» **RECORDS SUPPLIED**

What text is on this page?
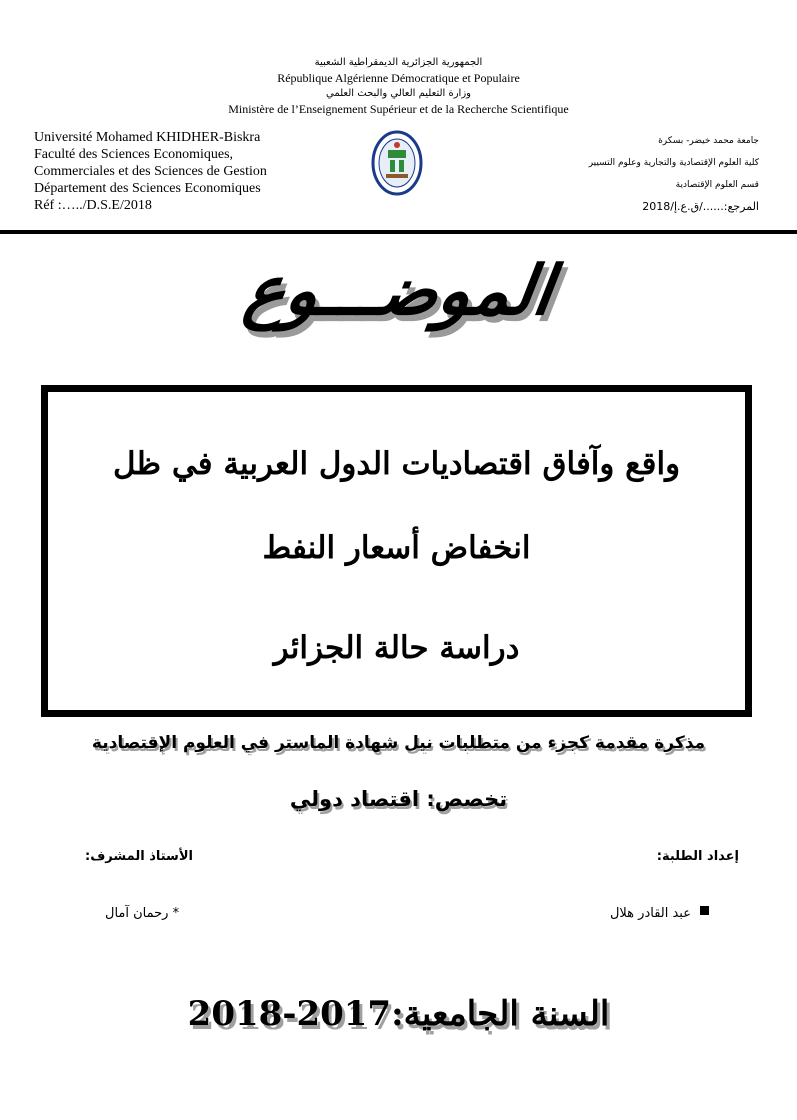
الجمهورية الجزائرية الديمقراطية الشعبية
République Algérienne Démocratique et Populaire
وزارة التعليم العالي والبحث العلمي
Ministère de l’Enseignement Supérieur et de la Recherche Scientifique
Université Mohamed KHIDHER-Biskra
Faculté des Sciences Economiques,
Commerciales et des Sciences de Gestion
Département des Sciences Economiques
Réf :…../D.S.E/2018
جامعة محمد خيضر- بسكرة
كلية العلوم الإقتصادية والتجارية وعلوم التسيير
قسم العلوم الإقتصادية
المرجع:....../ق.ع.إ/2018
الموضـــوع
واقع وآفاق اقتصاديات الدول العربية في ظل
انخفاض أسعار النفط
دراسة حالة الجزائر
مذكرة مقدمة كجزء من متطلبات نيل شهادة الماستر في العلوم الإقتصادية
تخصص: اقتصاد دولي
إعداد الطلبة:
الأستاذ المشرف:
عبد القادر هلال
* رحمان آمال
السنة الجامعية:2017-2018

» **EXERCISE DETAILS**
Retype the records exactly. Any image in them should not appear in what you write.

» **EXERCISE ANSWER**
What text is on this page?
الجمهورية الجزائرية الديمقراطية الشعبية
République Algérienne Démocratique et Populaire
وزارة التعليم العالي والبحث العلمي
Ministère de l’Enseignement Supérieur et de la Recherche Scientifique
Université Mohamed KHIDHER-Biskra
Faculté des Sciences Economiques,
Commerciales et des Sciences de Gestion
Département des Sciences Economiques
Réf :…../D.S.E/2018
جامعة محمد خيضر- بسكرة
كلية العلوم الإقتصادية والتجارية وعلوم التسيير
قسم العلوم الإقتصادية
المرجع:....../ق.ع.إ/2018
الموضـــوع
واقع وآفاق اقتصاديات الدول العربية في ظل
انخفاض أسعار النفط
دراسة حالة الجزائر
مذكرة مقدمة كجزء من متطلبات نيل شهادة الماستر في العلوم الإقتصادية
تخصص: اقتصاد دولي
إعداد الطلبة:
الأستاذ المشرف:
عبد القادر هلال
* رحمان آمال
السنة الجامعية:2017-2018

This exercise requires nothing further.